Given entries:
-=-=-
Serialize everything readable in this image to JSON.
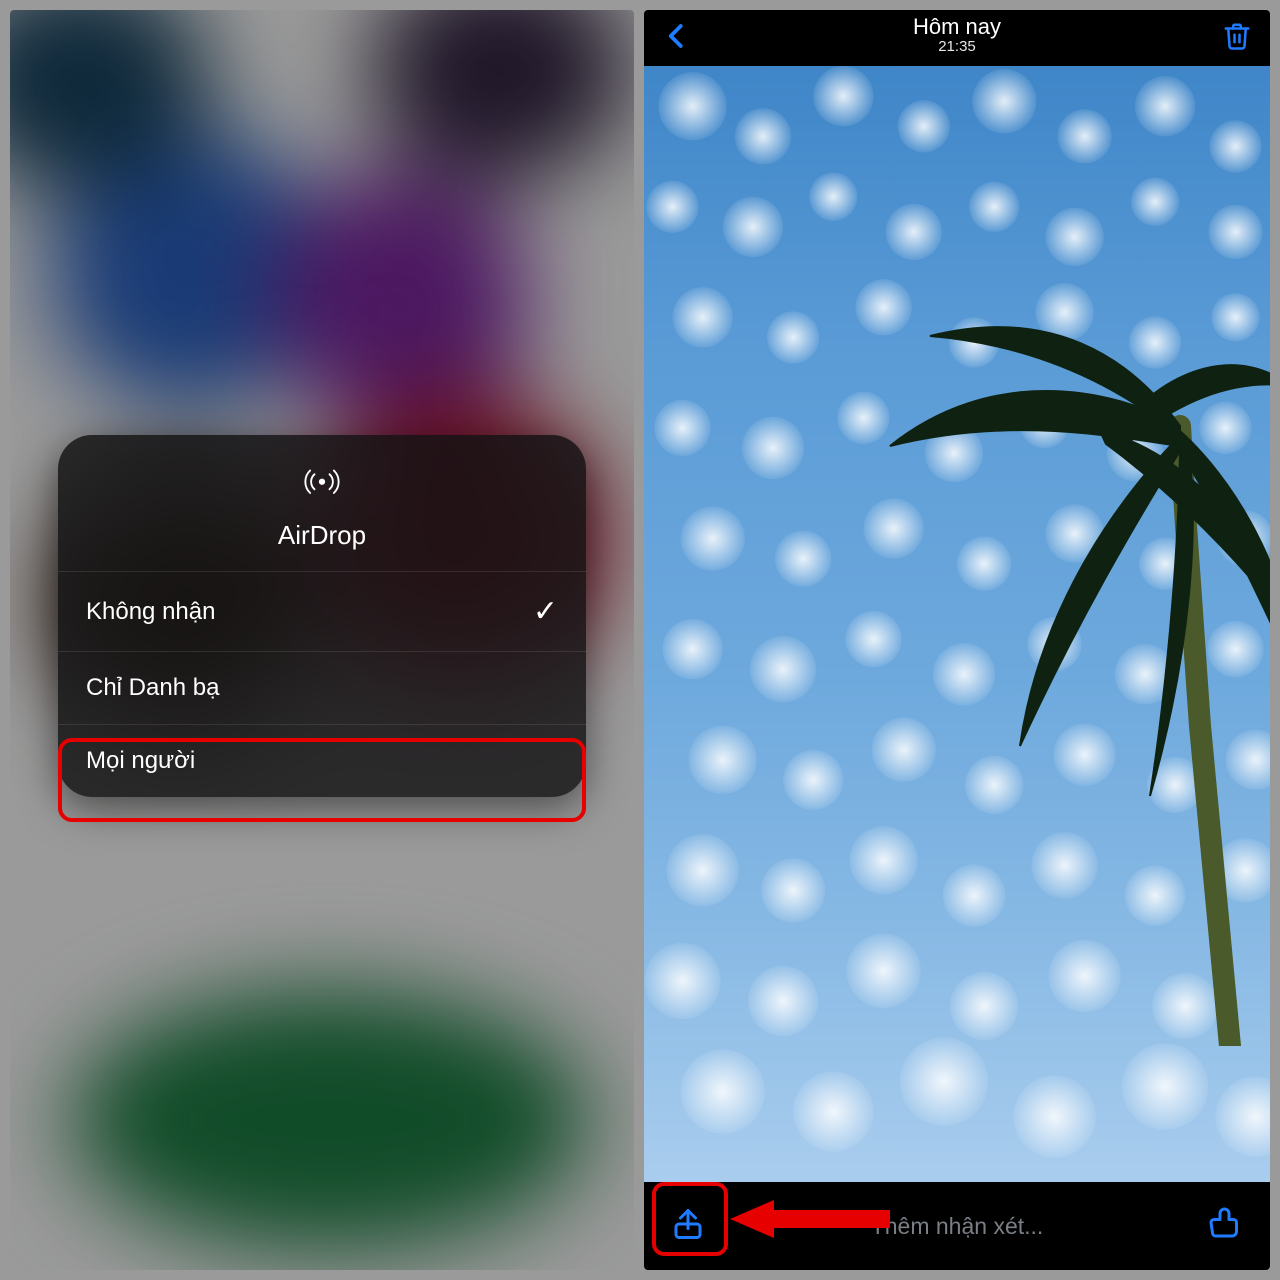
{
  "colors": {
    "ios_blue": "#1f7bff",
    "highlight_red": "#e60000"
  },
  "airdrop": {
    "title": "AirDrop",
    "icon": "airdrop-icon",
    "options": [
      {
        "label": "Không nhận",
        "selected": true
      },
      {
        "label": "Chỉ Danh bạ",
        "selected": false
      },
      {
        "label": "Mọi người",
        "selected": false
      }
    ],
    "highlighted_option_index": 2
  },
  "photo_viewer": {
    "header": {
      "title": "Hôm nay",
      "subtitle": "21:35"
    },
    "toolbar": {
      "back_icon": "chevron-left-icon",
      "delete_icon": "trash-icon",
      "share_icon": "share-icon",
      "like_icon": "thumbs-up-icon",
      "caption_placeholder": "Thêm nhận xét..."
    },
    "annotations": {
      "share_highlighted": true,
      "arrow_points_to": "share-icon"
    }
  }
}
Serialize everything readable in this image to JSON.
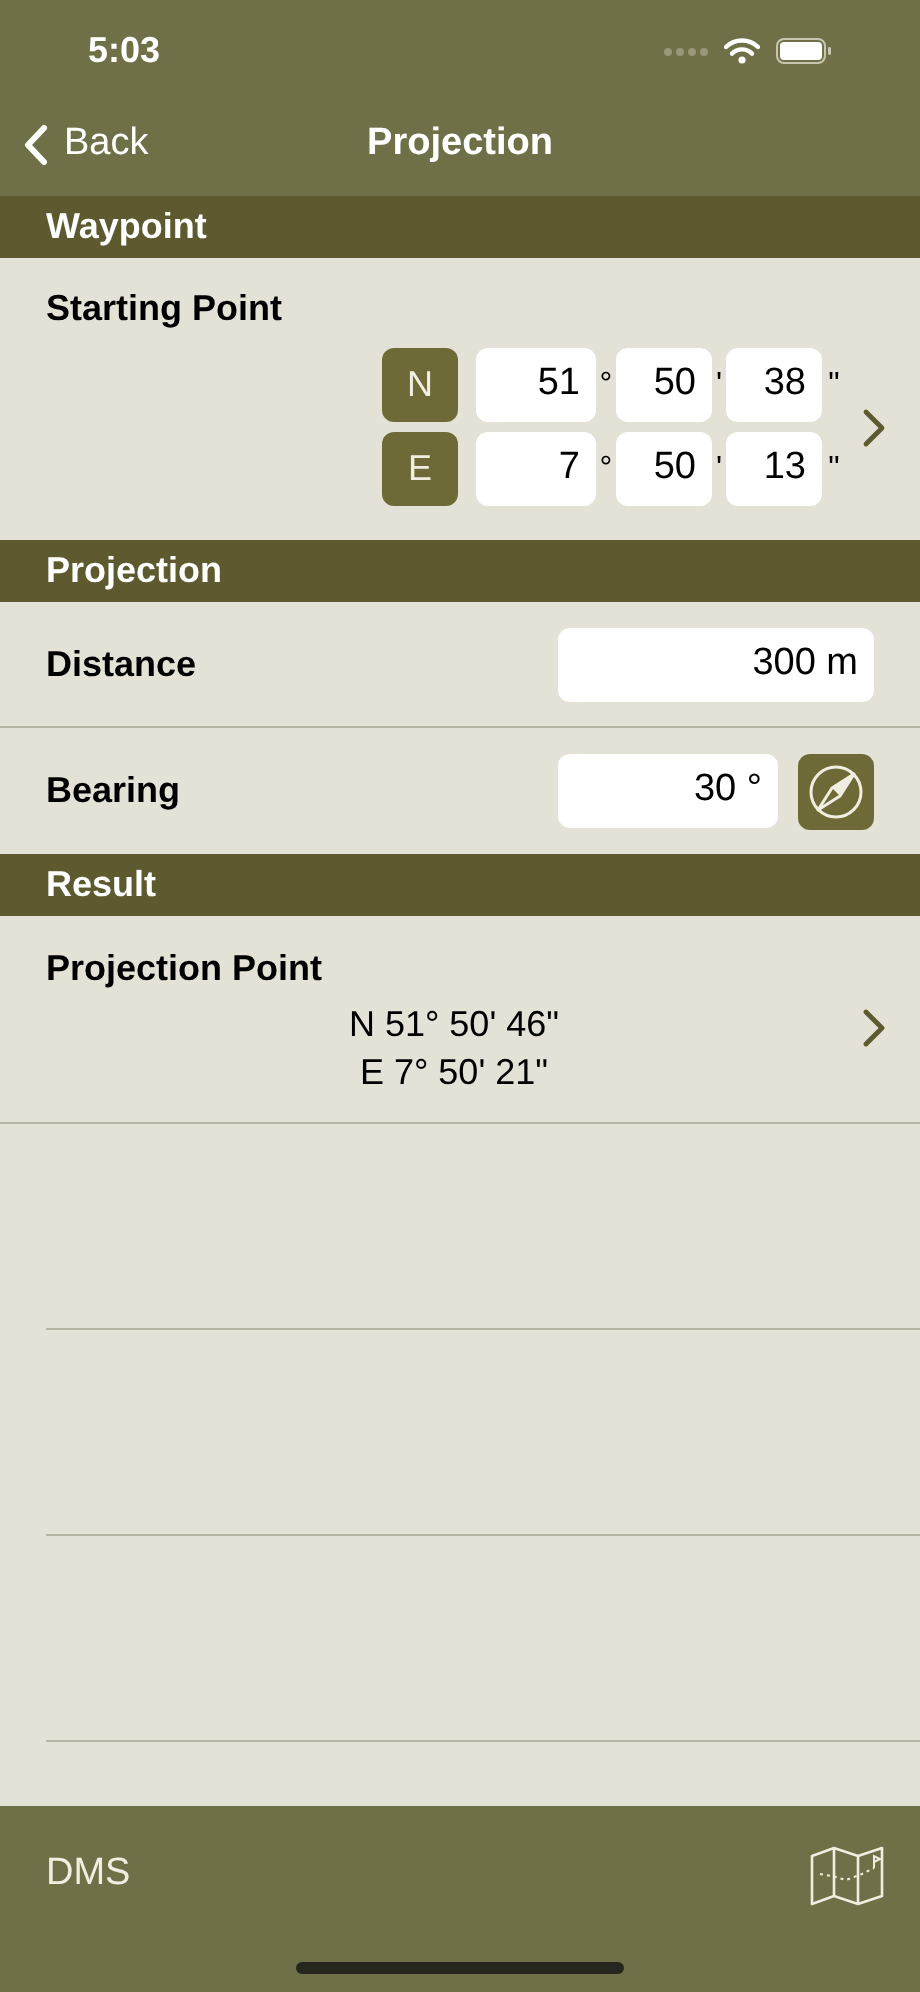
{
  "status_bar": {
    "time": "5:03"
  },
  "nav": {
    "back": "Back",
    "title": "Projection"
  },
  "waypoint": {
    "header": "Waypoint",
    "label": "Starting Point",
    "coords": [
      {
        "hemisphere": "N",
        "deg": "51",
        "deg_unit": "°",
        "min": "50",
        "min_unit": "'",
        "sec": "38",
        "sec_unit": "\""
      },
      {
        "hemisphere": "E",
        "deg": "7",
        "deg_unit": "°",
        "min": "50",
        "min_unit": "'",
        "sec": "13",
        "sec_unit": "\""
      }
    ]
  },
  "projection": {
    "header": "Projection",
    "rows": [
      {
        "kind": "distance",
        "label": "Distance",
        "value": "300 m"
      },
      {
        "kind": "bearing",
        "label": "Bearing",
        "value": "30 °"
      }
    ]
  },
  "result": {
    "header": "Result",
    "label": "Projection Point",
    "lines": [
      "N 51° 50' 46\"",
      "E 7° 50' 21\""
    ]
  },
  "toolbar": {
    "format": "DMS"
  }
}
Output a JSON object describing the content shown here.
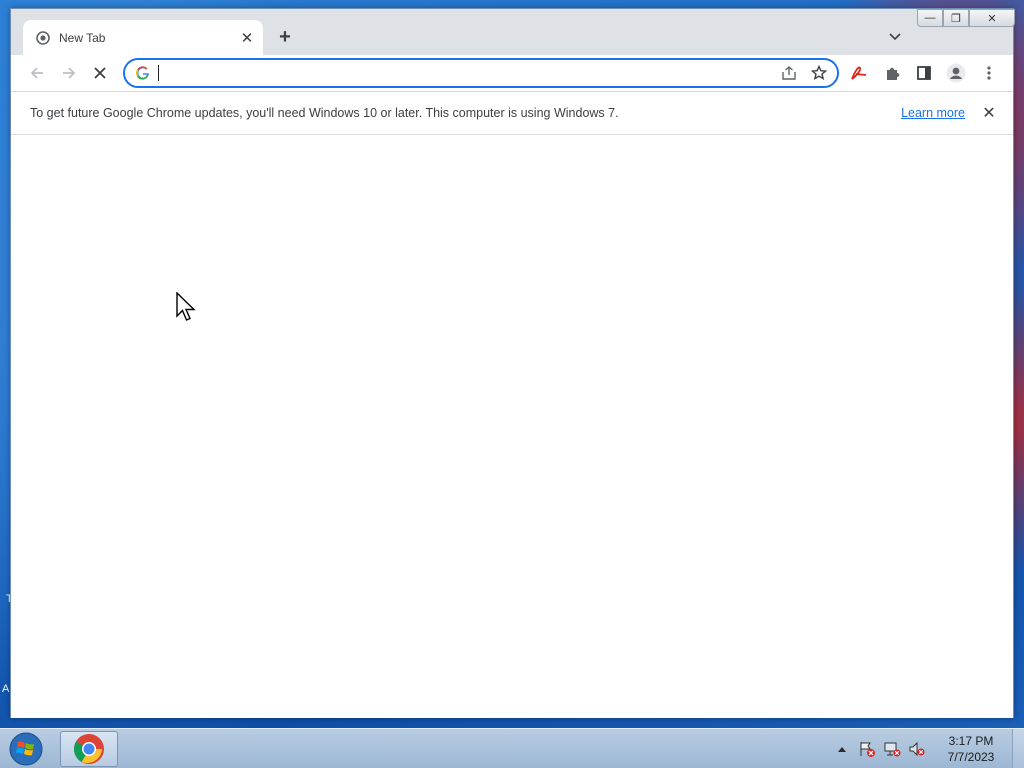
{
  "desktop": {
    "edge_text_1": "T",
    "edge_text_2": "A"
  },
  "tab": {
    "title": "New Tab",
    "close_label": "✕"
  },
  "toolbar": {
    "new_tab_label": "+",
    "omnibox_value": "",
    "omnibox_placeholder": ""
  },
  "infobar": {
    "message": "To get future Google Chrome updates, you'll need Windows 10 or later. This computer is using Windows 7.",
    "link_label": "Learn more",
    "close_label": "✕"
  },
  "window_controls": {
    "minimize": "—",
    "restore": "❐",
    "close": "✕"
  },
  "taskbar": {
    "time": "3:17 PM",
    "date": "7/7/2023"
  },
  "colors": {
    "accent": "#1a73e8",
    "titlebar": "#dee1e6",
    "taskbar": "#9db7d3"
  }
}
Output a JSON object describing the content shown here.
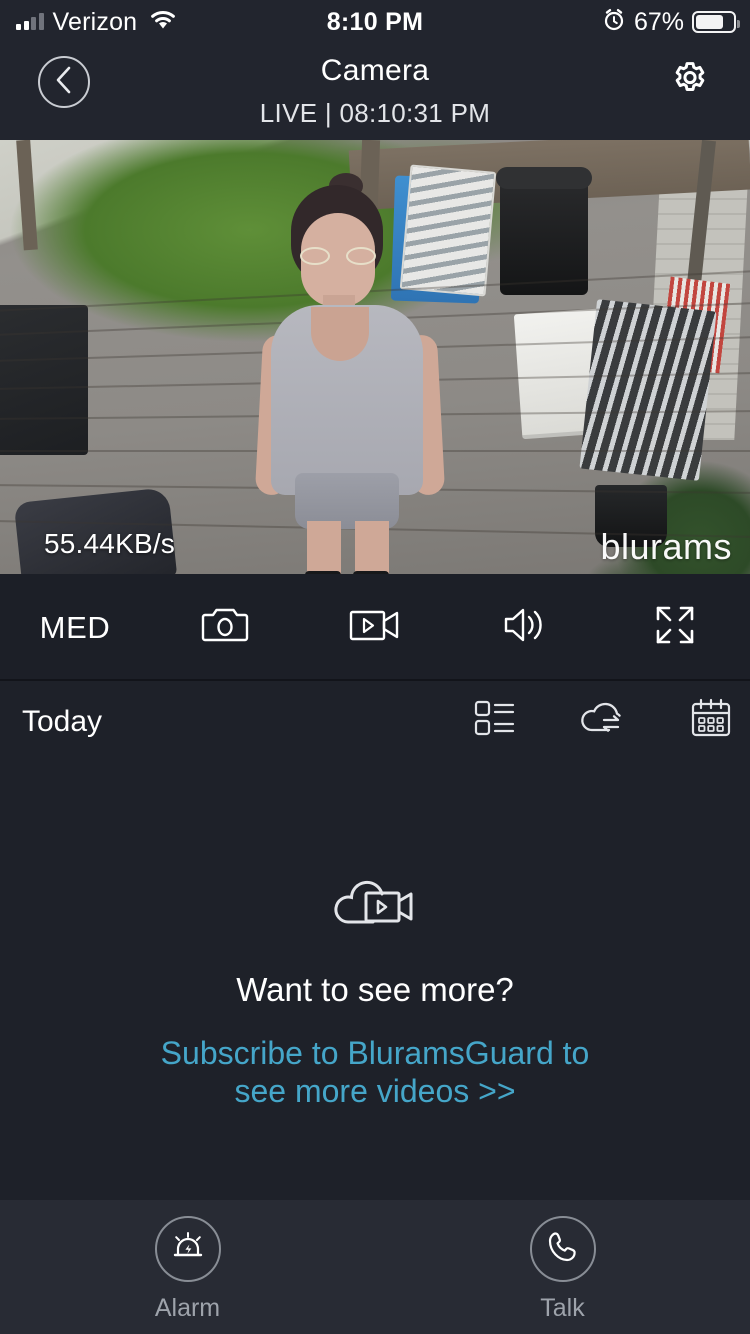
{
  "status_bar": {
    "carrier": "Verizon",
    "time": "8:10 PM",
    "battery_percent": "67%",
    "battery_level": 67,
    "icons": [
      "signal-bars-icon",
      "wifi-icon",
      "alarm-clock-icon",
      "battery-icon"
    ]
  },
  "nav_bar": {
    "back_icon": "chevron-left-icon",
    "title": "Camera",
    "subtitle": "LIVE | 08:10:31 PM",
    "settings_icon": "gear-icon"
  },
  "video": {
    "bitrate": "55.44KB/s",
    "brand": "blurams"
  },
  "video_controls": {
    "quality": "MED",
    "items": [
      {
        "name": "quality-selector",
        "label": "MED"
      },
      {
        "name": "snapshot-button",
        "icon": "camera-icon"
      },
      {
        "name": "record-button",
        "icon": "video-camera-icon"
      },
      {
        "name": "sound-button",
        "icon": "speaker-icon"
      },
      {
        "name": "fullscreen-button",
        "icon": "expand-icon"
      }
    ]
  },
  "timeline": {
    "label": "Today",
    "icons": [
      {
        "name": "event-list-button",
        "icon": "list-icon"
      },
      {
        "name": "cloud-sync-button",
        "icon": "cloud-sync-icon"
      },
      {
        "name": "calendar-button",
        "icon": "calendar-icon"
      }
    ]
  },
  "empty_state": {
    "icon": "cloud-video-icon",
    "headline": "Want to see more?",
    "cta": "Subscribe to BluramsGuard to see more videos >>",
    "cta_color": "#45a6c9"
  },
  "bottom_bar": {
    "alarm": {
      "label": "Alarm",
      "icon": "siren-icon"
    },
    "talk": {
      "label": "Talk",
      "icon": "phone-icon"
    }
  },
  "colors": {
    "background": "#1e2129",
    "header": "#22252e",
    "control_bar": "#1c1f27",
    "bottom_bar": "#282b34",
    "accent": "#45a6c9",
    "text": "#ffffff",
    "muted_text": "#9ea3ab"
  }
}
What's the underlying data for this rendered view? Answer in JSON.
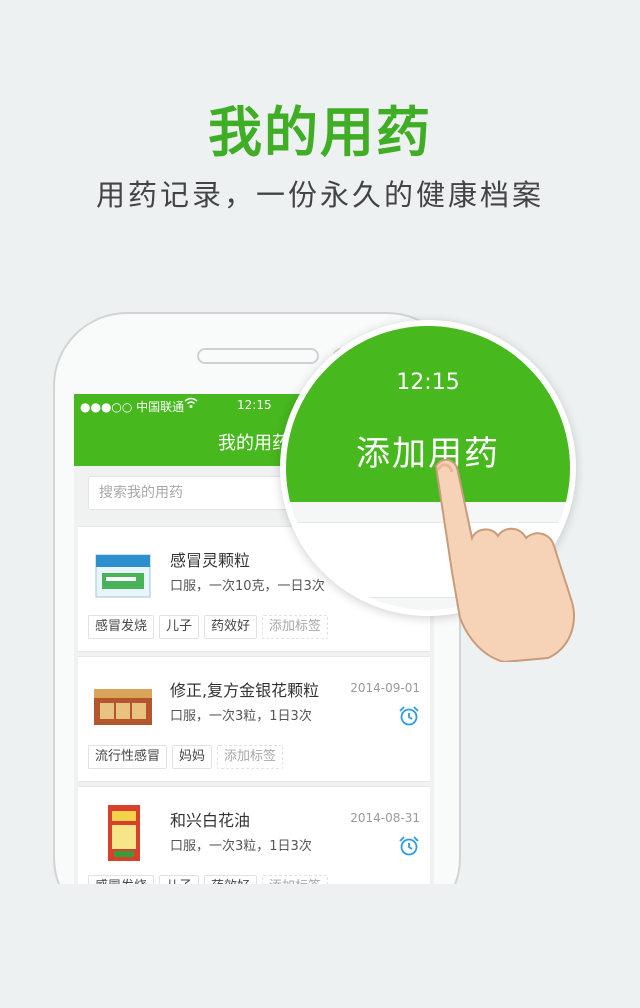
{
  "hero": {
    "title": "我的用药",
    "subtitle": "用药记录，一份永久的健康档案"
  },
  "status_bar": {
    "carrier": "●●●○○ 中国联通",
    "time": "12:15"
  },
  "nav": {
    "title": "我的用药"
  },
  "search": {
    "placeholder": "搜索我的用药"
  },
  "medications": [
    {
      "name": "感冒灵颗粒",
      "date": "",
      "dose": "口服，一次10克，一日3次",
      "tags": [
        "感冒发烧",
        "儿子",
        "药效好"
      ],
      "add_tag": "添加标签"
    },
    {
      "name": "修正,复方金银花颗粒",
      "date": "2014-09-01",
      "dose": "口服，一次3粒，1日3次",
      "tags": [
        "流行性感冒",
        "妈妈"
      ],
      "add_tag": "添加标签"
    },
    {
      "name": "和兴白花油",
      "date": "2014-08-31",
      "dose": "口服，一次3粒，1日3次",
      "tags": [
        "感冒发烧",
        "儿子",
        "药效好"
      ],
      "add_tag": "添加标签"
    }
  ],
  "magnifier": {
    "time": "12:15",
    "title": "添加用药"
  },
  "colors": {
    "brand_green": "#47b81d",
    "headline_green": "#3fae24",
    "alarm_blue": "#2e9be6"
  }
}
-=-=-
What is needed:
Take the entries shown above and quote them verbatim, passing over the pictures.

Output of the exercise:
Serialize everything readable in this image to JSON.
{
  "colors": {
    "ios_blue": "#1f7bff",
    "highlight_red": "#e60000"
  },
  "airdrop": {
    "title": "AirDrop",
    "icon": "airdrop-icon",
    "options": [
      {
        "label": "Không nhận",
        "selected": true
      },
      {
        "label": "Chỉ Danh bạ",
        "selected": false
      },
      {
        "label": "Mọi người",
        "selected": false
      }
    ],
    "highlighted_option_index": 2
  },
  "photo_viewer": {
    "header": {
      "title": "Hôm nay",
      "subtitle": "21:35"
    },
    "toolbar": {
      "back_icon": "chevron-left-icon",
      "delete_icon": "trash-icon",
      "share_icon": "share-icon",
      "like_icon": "thumbs-up-icon",
      "caption_placeholder": "Thêm nhận xét..."
    },
    "annotations": {
      "share_highlighted": true,
      "arrow_points_to": "share-icon"
    }
  }
}
Serialize everything readable in this image to JSON.
{
  "status_bar": {
    "time": "5:03"
  },
  "nav": {
    "back": "Back",
    "title": "Projection"
  },
  "waypoint": {
    "header": "Waypoint",
    "label": "Starting Point",
    "coords": [
      {
        "hemisphere": "N",
        "deg": "51",
        "deg_unit": "°",
        "min": "50",
        "min_unit": "'",
        "sec": "38",
        "sec_unit": "\""
      },
      {
        "hemisphere": "E",
        "deg": "7",
        "deg_unit": "°",
        "min": "50",
        "min_unit": "'",
        "sec": "13",
        "sec_unit": "\""
      }
    ]
  },
  "projection": {
    "header": "Projection",
    "rows": [
      {
        "kind": "distance",
        "label": "Distance",
        "value": "300 m"
      },
      {
        "kind": "bearing",
        "label": "Bearing",
        "value": "30 °"
      }
    ]
  },
  "result": {
    "header": "Result",
    "label": "Projection Point",
    "lines": [
      "N 51° 50' 46\"",
      "E 7° 50' 21\""
    ]
  },
  "toolbar": {
    "format": "DMS"
  }
}
Output a JSON object describing the content shown here.
{
  "desktop": {
    "edge_text_1": "T",
    "edge_text_2": "A"
  },
  "tab": {
    "title": "New Tab",
    "close_label": "✕"
  },
  "toolbar": {
    "new_tab_label": "+",
    "omnibox_value": "",
    "omnibox_placeholder": ""
  },
  "infobar": {
    "message": "To get future Google Chrome updates, you'll need Windows 10 or later. This computer is using Windows 7.",
    "link_label": "Learn more",
    "close_label": "✕"
  },
  "window_controls": {
    "minimize": "—",
    "restore": "❐",
    "close": "✕"
  },
  "taskbar": {
    "time": "3:17 PM",
    "date": "7/7/2023"
  },
  "colors": {
    "accent": "#1a73e8",
    "titlebar": "#dee1e6",
    "taskbar": "#9db7d3"
  }
}
Output a JSON object describing the content shown here.
{
  "status_bar": {
    "carrier": "Verizon",
    "time": "8:10 PM",
    "battery_percent": "67%",
    "battery_level": 67,
    "icons": [
      "signal-bars-icon",
      "wifi-icon",
      "alarm-clock-icon",
      "battery-icon"
    ]
  },
  "nav_bar": {
    "back_icon": "chevron-left-icon",
    "title": "Camera",
    "subtitle": "LIVE | 08:10:31 PM",
    "settings_icon": "gear-icon"
  },
  "video": {
    "bitrate": "55.44KB/s",
    "brand": "blurams"
  },
  "video_controls": {
    "quality": "MED",
    "items": [
      {
        "name": "quality-selector",
        "label": "MED"
      },
      {
        "name": "snapshot-button",
        "icon": "camera-icon"
      },
      {
        "name": "record-button",
        "icon": "video-camera-icon"
      },
      {
        "name": "sound-button",
        "icon": "speaker-icon"
      },
      {
        "name": "fullscreen-button",
        "icon": "expand-icon"
      }
    ]
  },
  "timeline": {
    "label": "Today",
    "icons": [
      {
        "name": "event-list-button",
        "icon": "list-icon"
      },
      {
        "name": "cloud-sync-button",
        "icon": "cloud-sync-icon"
      },
      {
        "name": "calendar-button",
        "icon": "calendar-icon"
      }
    ]
  },
  "empty_state": {
    "icon": "cloud-video-icon",
    "headline": "Want to see more?",
    "cta": "Subscribe to BluramsGuard to see more videos >>",
    "cta_color": "#45a6c9"
  },
  "bottom_bar": {
    "alarm": {
      "label": "Alarm",
      "icon": "siren-icon"
    },
    "talk": {
      "label": "Talk",
      "icon": "phone-icon"
    }
  },
  "colors": {
    "background": "#1e2129",
    "header": "#22252e",
    "control_bar": "#1c1f27",
    "bottom_bar": "#282b34",
    "accent": "#45a6c9",
    "text": "#ffffff",
    "muted_text": "#9ea3ab"
  }
}
What's the underlying data for this rendered view? Answer in JSON.
{
  "hero": {
    "title": "我的用药",
    "subtitle": "用药记录，一份永久的健康档案"
  },
  "status_bar": {
    "carrier": "●●●○○ 中国联通",
    "time": "12:15"
  },
  "nav": {
    "title": "我的用药"
  },
  "search": {
    "placeholder": "搜索我的用药"
  },
  "medications": [
    {
      "name": "感冒灵颗粒",
      "date": "",
      "dose": "口服，一次10克，一日3次",
      "tags": [
        "感冒发烧",
        "儿子",
        "药效好"
      ],
      "add_tag": "添加标签"
    },
    {
      "name": "修正,复方金银花颗粒",
      "date": "2014-09-01",
      "dose": "口服，一次3粒，1日3次",
      "tags": [
        "流行性感冒",
        "妈妈"
      ],
      "add_tag": "添加标签"
    },
    {
      "name": "和兴白花油",
      "date": "2014-08-31",
      "dose": "口服，一次3粒，1日3次",
      "tags": [
        "感冒发烧",
        "儿子",
        "药效好"
      ],
      "add_tag": "添加标签"
    }
  ],
  "magnifier": {
    "time": "12:15",
    "title": "添加用药"
  },
  "colors": {
    "brand_green": "#47b81d",
    "headline_green": "#3fae24",
    "alarm_blue": "#2e9be6"
  }
}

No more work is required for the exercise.